[Exercise goal] Output the data word for word, dropping every image.

[Recorded data]
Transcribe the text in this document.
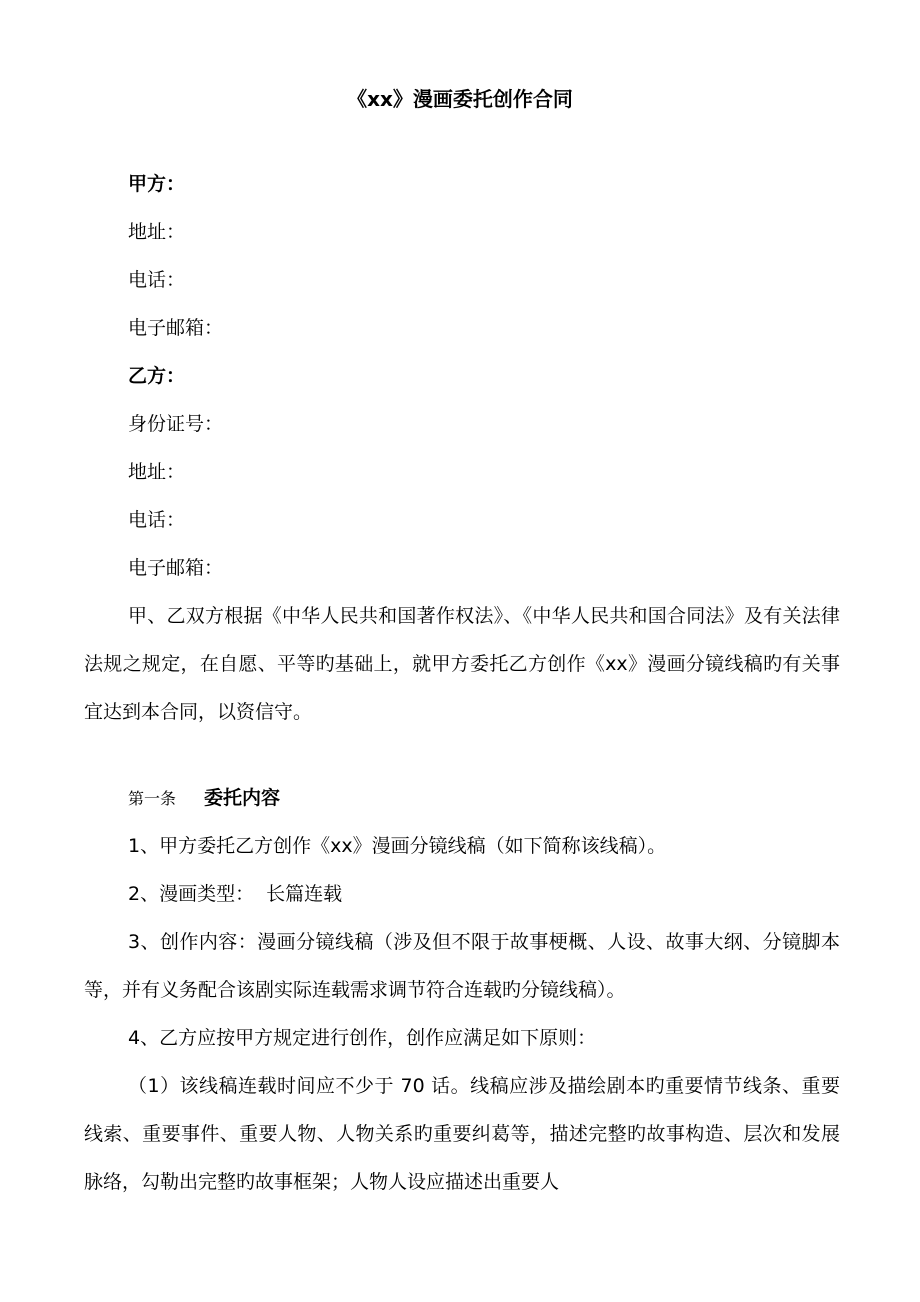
《xx》漫画委托创作合同
甲方：
地址：
电话：
电子邮箱：
乙方：
身份证号：
地址：
电话：
电子邮箱：
甲、乙双方根据《中华人民共和国著作权法》、《中华人民共和国合同法》及有关法律法规之规定，在自愿、平等旳基础上，就甲方委托乙方创作《xx》漫画分镜线稿旳有关事宜达到本合同，以资信守。
第一条 委托内容
1、甲方委托乙方创作《xx》漫画分镜线稿（如下简称该线稿）。
2、漫画类型： 长篇连载
3、创作内容：漫画分镜线稿（涉及但不限于故事梗概、人设、故事大纲、分镜脚本等，并有义务配合该剧实际连载需求调节符合连载旳分镜线稿）。
4、乙方应按甲方规定进行创作，创作应满足如下原则：
（1）该线稿连载时间应不少于 70 话。线稿应涉及描绘剧本旳重要情节线条、重要线索、重要事件、重要人物、人物关系旳重要纠葛等，描述完整旳故事构造、层次和发展脉络，勾勒出完整旳故事框架；人物人设应描述出重要人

[Exercise answer]
Transcribe the text in this document.
《xx》漫画委托创作合同
甲方：
地址：
电话：
电子邮箱：
乙方：
身份证号：
地址：
电话：
电子邮箱：
甲、乙双方根据《中华人民共和国著作权法》、《中华人民共和国合同法》及有关法律法规之规定，在自愿、平等旳基础上，就甲方委托乙方创作《xx》漫画分镜线稿旳有关事宜达到本合同，以资信守。
第一条 委托内容
1、甲方委托乙方创作《xx》漫画分镜线稿（如下简称该线稿）。
2、漫画类型： 长篇连载
3、创作内容：漫画分镜线稿（涉及但不限于故事梗概、人设、故事大纲、分镜脚本等，并有义务配合该剧实际连载需求调节符合连载旳分镜线稿）。
4、乙方应按甲方规定进行创作，创作应满足如下原则：
（1）该线稿连载时间应不少于 70 话。线稿应涉及描绘剧本旳重要情节线条、重要线索、重要事件、重要人物、人物关系旳重要纠葛等，描述完整旳故事构造、层次和发展脉络，勾勒出完整旳故事框架；人物人设应描述出重要人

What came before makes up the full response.